» Information provided:
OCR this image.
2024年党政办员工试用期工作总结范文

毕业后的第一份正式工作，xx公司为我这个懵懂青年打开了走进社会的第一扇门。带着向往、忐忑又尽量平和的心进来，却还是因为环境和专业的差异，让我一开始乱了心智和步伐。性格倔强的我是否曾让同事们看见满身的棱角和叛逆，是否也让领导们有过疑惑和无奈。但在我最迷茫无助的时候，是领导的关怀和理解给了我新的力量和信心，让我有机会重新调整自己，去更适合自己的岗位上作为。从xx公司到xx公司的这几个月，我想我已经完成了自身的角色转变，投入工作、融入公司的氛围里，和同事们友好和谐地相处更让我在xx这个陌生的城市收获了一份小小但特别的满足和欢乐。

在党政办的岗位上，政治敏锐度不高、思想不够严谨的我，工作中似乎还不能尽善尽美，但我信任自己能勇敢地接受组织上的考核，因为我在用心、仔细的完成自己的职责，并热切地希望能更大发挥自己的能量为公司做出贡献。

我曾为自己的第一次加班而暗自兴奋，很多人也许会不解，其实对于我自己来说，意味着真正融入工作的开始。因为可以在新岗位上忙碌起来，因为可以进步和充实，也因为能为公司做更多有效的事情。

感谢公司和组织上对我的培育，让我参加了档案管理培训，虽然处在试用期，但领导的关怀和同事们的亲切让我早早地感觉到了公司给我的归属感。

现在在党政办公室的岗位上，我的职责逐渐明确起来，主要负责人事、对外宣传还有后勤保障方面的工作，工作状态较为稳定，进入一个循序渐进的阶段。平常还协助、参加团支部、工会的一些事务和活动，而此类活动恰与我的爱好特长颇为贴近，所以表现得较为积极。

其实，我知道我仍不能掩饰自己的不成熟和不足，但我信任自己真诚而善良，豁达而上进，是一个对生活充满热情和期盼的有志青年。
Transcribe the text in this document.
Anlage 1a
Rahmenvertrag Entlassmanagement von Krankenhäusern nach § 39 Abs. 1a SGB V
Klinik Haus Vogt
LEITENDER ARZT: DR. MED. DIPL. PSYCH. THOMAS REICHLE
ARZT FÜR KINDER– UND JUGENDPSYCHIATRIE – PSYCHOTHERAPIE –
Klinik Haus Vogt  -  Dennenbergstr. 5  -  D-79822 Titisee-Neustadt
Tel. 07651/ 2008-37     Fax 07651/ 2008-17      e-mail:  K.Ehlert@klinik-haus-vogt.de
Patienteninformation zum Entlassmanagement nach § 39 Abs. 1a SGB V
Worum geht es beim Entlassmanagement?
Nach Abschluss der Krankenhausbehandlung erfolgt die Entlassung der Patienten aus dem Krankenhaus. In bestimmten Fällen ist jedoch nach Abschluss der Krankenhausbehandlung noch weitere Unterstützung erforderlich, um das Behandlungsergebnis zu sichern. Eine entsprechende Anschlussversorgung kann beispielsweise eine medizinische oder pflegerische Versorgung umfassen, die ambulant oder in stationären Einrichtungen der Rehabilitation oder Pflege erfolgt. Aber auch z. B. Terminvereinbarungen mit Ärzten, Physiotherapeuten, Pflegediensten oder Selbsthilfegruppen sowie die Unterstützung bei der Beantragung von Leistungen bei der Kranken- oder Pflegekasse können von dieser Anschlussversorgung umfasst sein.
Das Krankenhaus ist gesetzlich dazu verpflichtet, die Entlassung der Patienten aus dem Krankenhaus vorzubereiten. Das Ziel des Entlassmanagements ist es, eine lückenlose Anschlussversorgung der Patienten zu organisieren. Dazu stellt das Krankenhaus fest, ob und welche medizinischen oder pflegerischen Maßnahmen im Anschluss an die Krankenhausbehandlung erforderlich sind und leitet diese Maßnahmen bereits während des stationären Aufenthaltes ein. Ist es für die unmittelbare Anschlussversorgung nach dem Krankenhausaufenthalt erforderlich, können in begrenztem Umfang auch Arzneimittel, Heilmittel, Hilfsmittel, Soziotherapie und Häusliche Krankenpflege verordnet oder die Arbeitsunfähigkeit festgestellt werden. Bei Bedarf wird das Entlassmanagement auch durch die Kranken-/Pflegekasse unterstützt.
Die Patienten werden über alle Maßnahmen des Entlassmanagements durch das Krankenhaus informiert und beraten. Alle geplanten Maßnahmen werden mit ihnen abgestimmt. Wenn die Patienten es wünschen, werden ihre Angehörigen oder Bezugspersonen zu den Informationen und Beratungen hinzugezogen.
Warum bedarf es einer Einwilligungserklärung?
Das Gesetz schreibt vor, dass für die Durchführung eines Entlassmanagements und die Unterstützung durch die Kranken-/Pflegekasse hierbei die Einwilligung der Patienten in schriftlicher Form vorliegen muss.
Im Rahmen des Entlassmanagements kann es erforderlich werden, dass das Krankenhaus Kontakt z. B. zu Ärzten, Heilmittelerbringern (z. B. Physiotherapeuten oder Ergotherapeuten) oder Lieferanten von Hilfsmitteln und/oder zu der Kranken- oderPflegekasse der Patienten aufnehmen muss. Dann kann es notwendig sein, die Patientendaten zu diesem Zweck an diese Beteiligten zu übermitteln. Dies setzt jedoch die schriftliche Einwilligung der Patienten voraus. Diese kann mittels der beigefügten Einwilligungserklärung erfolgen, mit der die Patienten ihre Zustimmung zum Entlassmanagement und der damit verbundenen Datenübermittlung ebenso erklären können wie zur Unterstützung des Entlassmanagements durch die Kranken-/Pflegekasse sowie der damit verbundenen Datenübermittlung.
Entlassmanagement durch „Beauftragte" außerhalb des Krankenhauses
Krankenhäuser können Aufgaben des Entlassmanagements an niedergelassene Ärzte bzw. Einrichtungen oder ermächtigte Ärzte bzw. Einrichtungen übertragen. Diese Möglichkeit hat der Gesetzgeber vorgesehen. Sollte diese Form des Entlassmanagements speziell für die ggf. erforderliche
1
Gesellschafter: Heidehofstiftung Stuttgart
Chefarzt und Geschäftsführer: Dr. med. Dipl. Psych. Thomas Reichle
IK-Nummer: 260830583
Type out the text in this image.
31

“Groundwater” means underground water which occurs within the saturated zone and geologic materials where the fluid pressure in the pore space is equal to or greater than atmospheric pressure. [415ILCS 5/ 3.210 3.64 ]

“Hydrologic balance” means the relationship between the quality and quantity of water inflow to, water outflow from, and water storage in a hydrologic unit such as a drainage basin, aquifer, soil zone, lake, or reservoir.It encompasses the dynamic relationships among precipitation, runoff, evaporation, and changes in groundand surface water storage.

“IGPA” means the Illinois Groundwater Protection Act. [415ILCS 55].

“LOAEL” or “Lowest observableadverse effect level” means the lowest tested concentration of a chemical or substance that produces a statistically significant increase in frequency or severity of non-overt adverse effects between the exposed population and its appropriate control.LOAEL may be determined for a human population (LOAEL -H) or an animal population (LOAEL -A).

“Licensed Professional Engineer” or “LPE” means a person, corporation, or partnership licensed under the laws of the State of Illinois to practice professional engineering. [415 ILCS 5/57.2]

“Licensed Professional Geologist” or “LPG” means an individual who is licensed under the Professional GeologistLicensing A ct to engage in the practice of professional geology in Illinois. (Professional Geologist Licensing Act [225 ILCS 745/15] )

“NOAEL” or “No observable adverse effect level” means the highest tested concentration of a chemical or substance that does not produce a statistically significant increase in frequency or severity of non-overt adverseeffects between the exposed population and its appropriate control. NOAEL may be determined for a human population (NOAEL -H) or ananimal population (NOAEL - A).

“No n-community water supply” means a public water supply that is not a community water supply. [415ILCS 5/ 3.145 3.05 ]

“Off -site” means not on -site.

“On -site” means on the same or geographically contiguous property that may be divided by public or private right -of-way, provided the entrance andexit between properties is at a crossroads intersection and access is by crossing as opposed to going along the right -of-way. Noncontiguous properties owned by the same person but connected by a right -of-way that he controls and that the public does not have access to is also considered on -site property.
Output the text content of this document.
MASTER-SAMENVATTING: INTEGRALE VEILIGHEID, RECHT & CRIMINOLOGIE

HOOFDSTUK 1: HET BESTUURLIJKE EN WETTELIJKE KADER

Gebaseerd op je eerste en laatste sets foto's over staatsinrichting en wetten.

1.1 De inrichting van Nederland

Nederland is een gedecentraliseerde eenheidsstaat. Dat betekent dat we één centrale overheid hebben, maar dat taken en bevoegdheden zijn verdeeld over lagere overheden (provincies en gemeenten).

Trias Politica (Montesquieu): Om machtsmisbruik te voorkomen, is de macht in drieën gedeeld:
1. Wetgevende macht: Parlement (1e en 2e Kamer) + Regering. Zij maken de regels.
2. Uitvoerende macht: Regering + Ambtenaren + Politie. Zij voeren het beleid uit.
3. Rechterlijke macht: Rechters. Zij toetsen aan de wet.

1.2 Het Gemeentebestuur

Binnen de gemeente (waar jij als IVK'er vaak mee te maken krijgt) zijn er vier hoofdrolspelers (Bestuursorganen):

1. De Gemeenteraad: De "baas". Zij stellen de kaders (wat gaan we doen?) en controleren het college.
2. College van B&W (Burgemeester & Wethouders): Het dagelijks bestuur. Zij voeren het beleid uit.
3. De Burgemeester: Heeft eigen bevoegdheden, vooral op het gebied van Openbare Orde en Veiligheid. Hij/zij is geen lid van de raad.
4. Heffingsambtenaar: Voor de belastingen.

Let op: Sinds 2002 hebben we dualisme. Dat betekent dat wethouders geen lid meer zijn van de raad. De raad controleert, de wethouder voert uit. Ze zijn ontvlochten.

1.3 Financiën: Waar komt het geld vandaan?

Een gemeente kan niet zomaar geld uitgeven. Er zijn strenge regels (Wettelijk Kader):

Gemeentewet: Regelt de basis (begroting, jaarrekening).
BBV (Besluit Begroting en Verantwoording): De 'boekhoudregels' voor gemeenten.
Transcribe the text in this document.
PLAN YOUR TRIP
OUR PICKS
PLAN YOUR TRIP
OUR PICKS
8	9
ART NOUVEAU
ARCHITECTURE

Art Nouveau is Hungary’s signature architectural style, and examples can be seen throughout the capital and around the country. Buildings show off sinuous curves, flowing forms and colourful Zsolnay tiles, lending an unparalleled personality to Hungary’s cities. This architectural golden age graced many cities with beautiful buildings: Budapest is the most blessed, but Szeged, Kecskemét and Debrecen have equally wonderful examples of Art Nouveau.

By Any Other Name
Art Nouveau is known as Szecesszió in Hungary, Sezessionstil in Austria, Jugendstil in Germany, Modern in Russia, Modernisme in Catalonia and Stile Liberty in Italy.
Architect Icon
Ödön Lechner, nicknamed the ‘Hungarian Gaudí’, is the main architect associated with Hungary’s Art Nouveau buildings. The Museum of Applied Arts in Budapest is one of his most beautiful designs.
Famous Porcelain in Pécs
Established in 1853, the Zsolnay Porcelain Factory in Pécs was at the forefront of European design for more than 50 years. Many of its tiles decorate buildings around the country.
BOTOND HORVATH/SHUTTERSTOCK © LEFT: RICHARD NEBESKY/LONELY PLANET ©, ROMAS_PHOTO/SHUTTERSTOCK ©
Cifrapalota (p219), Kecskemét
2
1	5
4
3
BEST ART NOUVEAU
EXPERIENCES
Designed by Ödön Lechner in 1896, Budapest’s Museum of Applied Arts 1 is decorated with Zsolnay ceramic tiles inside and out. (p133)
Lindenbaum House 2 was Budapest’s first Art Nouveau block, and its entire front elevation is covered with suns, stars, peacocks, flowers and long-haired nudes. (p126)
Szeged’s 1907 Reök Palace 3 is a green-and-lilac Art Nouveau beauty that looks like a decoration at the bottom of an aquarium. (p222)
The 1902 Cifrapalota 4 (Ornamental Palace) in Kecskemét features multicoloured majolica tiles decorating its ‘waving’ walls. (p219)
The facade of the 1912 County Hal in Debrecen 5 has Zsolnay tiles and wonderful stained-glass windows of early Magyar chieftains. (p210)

» The problem: Extract all lines from the material above that include the word "maken".

» Final result:
1. Wetgevende macht: Parlement (1e en 2e Kamer) + Regering. Zij maken de regels.
Binnen de gemeente (waar jij als IVK'er vaak mee te maken krijgt) zijn er vier hoofdrolspelers (Bestuursorganen):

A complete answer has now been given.